Data records:
☆ ☆ ☆

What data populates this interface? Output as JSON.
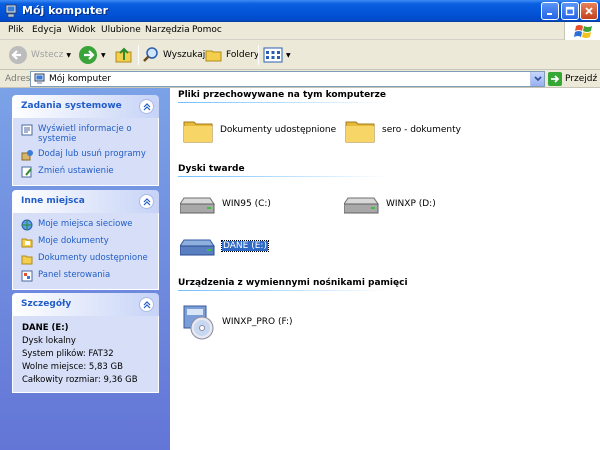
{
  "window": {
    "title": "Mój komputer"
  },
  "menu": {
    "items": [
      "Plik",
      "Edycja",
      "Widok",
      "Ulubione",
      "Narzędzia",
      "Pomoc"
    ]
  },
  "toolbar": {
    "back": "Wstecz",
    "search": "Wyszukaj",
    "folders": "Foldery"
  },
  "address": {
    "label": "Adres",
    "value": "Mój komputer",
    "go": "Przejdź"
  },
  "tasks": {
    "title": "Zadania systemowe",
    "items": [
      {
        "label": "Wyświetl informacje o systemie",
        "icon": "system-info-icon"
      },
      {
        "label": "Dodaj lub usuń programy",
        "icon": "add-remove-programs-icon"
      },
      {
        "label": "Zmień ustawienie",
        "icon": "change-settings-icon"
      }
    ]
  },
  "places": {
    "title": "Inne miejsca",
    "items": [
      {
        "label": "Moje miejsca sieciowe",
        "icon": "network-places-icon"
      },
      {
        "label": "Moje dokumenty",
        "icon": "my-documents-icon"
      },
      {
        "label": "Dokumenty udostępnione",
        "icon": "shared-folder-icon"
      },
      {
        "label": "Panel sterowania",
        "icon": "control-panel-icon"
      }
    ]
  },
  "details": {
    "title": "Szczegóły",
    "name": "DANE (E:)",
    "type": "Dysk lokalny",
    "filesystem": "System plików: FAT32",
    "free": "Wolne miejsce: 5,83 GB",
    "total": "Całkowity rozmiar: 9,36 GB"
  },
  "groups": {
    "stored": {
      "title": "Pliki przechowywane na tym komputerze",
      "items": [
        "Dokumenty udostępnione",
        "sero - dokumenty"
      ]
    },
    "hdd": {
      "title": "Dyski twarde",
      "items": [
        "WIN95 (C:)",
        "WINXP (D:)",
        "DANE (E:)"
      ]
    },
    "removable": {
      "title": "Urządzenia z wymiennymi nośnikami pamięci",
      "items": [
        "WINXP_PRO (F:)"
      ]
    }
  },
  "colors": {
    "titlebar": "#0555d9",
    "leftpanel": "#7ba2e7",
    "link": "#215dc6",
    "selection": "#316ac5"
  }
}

☆ ☆ ☆

What is needed:
Quote the records in their entirety, keeping the wording exact and excluding pictures.

Output of the exercise:
What data populates this interface? Output as JSON.
{
  "window": {
    "title": "Mój komputer"
  },
  "menu": {
    "items": [
      "Plik",
      "Edycja",
      "Widok",
      "Ulubione",
      "Narzędzia",
      "Pomoc"
    ]
  },
  "toolbar": {
    "back": "Wstecz",
    "search": "Wyszukaj",
    "folders": "Foldery"
  },
  "address": {
    "label": "Adres",
    "value": "Mój komputer",
    "go": "Przejdź"
  },
  "tasks": {
    "title": "Zadania systemowe",
    "items": [
      {
        "label": "Wyświetl informacje o systemie",
        "icon": "system-info-icon"
      },
      {
        "label": "Dodaj lub usuń programy",
        "icon": "add-remove-programs-icon"
      },
      {
        "label": "Zmień ustawienie",
        "icon": "change-settings-icon"
      }
    ]
  },
  "places": {
    "title": "Inne miejsca",
    "items": [
      {
        "label": "Moje miejsca sieciowe",
        "icon": "network-places-icon"
      },
      {
        "label": "Moje dokumenty",
        "icon": "my-documents-icon"
      },
      {
        "label": "Dokumenty udostępnione",
        "icon": "shared-folder-icon"
      },
      {
        "label": "Panel sterowania",
        "icon": "control-panel-icon"
      }
    ]
  },
  "details": {
    "title": "Szczegóły",
    "name": "DANE (E:)",
    "type": "Dysk lokalny",
    "filesystem": "System plików: FAT32",
    "free": "Wolne miejsce: 5,83 GB",
    "total": "Całkowity rozmiar: 9,36 GB"
  },
  "groups": {
    "stored": {
      "title": "Pliki przechowywane na tym komputerze",
      "items": [
        "Dokumenty udostępnione",
        "sero - dokumenty"
      ]
    },
    "hdd": {
      "title": "Dyski twarde",
      "items": [
        "WIN95 (C:)",
        "WINXP (D:)",
        "DANE (E:)"
      ]
    },
    "removable": {
      "title": "Urządzenia z wymiennymi nośnikami pamięci",
      "items": [
        "WINXP_PRO (F:)"
      ]
    }
  },
  "colors": {
    "titlebar": "#0555d9",
    "leftpanel": "#7ba2e7",
    "link": "#215dc6",
    "selection": "#316ac5"
  }
}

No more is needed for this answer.